AIM OF THE EXERCISE »
Scan the entries line by line and return those with "title".

Figure dataset records »
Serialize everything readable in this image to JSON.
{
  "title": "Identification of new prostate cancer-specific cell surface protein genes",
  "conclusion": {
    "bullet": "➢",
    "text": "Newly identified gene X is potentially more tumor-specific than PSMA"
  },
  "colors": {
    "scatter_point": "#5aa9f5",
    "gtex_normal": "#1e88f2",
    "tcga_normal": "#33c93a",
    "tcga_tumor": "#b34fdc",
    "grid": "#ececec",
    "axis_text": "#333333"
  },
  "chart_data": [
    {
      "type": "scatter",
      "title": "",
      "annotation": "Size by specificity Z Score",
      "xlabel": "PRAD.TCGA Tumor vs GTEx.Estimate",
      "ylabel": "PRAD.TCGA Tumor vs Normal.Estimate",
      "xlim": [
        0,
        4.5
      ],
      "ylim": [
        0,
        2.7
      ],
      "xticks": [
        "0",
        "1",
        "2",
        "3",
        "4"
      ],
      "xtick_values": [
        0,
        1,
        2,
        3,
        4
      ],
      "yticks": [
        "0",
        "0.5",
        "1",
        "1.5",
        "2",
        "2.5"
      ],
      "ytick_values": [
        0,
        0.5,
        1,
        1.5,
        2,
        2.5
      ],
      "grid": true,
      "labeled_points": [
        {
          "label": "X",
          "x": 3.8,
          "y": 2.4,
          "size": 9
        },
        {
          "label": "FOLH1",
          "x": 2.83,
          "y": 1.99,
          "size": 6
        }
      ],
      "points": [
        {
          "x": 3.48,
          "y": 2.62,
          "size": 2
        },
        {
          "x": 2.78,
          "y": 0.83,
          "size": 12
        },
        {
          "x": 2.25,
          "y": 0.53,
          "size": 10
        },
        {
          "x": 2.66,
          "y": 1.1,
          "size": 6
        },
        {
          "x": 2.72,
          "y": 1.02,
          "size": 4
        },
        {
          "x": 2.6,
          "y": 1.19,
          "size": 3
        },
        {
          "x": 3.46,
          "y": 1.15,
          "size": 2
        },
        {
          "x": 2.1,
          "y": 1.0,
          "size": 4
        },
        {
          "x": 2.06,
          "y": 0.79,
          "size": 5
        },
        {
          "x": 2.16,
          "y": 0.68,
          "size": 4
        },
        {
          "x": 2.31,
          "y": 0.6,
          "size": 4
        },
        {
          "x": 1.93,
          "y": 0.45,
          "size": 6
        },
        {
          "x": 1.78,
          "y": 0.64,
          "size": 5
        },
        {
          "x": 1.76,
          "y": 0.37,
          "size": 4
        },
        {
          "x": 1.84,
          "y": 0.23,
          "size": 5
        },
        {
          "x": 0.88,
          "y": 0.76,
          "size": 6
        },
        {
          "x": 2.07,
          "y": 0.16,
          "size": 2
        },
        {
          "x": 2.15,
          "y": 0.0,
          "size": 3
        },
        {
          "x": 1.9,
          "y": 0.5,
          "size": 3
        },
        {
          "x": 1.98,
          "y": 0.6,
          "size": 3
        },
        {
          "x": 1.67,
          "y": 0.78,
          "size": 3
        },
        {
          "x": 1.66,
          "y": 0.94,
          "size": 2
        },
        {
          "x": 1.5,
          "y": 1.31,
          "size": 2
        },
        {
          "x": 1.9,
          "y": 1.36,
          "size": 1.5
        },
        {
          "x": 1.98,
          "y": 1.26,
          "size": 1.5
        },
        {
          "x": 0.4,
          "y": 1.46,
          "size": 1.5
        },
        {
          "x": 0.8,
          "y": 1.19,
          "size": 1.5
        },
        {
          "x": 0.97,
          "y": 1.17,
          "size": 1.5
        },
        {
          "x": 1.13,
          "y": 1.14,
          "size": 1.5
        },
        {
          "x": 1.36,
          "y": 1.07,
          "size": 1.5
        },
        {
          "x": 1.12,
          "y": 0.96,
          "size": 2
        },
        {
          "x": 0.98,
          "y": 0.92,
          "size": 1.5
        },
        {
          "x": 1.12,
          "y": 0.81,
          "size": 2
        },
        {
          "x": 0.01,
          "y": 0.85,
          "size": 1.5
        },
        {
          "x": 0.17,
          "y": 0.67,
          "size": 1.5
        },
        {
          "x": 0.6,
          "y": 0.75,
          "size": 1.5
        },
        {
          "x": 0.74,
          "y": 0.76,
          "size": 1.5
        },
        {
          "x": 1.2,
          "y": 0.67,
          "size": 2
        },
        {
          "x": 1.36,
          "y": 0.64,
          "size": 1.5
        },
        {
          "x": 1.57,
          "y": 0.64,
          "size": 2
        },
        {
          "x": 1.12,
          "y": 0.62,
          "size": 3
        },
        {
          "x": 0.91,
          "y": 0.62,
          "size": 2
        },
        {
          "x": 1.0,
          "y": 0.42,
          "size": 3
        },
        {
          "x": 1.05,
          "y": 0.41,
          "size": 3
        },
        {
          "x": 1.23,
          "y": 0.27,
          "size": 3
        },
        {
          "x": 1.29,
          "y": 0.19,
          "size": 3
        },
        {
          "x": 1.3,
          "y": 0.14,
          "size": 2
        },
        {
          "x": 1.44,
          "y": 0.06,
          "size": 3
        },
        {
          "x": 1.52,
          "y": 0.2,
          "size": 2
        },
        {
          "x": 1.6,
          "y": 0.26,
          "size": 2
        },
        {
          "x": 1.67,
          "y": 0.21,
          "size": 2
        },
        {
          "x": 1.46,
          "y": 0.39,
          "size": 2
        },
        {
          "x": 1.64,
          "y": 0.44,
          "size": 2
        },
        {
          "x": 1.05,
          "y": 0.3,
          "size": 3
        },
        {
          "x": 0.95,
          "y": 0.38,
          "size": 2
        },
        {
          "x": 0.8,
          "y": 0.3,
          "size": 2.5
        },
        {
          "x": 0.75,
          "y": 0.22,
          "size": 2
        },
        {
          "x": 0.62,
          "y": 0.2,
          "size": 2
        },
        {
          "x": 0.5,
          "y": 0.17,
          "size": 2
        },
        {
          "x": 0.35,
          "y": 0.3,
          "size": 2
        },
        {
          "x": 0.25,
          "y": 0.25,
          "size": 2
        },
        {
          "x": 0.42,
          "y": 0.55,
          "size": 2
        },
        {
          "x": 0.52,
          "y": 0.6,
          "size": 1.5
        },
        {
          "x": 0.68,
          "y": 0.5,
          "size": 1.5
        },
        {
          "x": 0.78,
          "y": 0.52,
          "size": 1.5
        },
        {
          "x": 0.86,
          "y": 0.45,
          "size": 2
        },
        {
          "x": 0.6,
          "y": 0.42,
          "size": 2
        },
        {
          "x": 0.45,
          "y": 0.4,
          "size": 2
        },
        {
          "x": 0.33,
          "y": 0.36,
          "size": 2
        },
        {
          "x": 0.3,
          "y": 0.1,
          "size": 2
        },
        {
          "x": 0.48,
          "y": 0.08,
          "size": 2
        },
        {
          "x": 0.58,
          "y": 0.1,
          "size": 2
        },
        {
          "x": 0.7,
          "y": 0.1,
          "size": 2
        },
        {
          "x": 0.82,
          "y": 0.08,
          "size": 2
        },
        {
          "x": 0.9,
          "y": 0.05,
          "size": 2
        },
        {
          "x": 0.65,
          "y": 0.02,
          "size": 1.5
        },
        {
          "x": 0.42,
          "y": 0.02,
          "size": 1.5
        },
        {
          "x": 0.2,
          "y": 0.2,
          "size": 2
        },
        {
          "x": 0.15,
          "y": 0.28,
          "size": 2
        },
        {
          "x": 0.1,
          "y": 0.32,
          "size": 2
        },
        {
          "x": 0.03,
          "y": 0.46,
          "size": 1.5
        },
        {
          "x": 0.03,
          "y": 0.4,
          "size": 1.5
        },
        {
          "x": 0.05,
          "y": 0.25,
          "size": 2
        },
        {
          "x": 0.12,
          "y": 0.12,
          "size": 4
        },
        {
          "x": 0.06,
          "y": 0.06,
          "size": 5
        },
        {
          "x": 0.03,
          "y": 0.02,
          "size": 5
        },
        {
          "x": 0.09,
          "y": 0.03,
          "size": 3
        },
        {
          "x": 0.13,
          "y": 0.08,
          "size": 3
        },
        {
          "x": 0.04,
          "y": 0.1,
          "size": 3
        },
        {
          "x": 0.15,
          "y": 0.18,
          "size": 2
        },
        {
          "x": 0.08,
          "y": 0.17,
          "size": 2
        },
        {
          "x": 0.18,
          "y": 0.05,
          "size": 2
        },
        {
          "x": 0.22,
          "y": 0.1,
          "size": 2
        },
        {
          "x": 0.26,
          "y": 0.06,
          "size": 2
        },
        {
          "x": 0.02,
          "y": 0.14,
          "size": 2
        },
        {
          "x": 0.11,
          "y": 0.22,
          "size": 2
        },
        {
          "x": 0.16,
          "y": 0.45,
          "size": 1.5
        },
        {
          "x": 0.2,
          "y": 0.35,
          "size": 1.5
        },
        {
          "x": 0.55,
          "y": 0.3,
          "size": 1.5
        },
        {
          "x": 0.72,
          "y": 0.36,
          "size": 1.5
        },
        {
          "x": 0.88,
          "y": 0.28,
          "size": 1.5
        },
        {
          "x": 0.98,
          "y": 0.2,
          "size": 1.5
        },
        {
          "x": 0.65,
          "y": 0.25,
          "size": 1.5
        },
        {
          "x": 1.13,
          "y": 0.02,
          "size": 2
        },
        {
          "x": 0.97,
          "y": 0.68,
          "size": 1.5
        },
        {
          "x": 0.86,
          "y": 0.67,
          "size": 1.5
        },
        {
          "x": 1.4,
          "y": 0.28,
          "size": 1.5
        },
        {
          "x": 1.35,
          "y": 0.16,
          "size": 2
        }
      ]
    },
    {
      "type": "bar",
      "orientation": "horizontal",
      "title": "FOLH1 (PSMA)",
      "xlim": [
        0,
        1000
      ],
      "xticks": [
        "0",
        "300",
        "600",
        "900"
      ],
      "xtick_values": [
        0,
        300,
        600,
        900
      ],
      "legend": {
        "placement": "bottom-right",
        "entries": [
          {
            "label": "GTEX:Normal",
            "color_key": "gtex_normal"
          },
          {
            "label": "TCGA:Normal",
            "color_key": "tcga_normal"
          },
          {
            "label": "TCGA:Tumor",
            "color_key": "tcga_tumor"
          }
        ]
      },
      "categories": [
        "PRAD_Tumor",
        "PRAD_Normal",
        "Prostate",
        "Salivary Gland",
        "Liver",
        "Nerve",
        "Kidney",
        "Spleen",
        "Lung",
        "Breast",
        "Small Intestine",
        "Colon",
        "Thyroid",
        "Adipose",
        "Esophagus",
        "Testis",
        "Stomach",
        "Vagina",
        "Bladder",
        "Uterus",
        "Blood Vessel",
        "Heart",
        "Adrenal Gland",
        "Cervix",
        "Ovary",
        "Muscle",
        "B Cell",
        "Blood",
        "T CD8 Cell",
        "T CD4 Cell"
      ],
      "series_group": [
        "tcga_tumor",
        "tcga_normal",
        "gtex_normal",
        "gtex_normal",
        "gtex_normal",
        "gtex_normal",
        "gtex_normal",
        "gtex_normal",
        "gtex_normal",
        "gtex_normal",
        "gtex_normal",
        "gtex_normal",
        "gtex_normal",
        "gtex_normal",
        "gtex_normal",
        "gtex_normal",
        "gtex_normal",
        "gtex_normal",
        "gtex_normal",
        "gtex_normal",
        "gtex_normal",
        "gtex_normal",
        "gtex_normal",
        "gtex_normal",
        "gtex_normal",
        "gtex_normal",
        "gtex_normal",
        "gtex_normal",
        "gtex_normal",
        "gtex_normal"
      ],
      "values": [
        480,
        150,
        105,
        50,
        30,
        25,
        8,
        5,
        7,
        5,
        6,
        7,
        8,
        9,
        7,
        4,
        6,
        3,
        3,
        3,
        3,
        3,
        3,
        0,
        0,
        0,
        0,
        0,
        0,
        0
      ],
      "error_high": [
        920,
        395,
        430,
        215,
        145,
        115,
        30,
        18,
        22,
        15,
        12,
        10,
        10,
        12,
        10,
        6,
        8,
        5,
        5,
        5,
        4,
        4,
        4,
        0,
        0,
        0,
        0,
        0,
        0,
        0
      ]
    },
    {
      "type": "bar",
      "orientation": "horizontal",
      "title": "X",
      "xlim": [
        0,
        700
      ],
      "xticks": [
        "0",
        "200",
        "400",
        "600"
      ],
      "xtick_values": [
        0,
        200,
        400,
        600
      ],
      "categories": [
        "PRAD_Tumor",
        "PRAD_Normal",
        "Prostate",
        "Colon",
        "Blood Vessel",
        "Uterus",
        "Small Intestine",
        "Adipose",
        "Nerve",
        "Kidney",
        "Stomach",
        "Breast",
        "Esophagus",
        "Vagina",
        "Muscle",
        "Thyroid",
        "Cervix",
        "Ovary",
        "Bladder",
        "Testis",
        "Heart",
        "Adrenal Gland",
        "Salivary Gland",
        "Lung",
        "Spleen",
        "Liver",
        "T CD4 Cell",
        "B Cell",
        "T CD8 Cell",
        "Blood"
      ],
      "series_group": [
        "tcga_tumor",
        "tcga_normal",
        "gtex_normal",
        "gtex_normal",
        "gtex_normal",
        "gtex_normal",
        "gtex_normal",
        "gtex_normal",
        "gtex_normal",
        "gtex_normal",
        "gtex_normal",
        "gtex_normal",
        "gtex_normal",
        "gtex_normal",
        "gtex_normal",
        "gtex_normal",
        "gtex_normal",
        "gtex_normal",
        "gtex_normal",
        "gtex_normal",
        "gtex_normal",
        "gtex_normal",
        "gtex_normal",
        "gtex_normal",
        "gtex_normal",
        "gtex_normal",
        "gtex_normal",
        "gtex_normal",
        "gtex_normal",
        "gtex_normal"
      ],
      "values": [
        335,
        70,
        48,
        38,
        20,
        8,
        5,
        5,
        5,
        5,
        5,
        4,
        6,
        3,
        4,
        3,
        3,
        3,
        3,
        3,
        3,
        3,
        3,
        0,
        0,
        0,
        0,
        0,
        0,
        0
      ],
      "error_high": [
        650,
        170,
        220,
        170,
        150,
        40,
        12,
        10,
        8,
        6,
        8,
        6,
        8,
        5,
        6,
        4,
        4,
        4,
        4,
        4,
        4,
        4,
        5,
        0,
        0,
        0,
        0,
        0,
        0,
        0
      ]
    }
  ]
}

COMPLETED EXERCISE »
  "title": "Identification of new prostate cancer-specific cell surface protein genes",
      "title": "",
      "title": "FOLH1 (PSMA)",
      "title": "X",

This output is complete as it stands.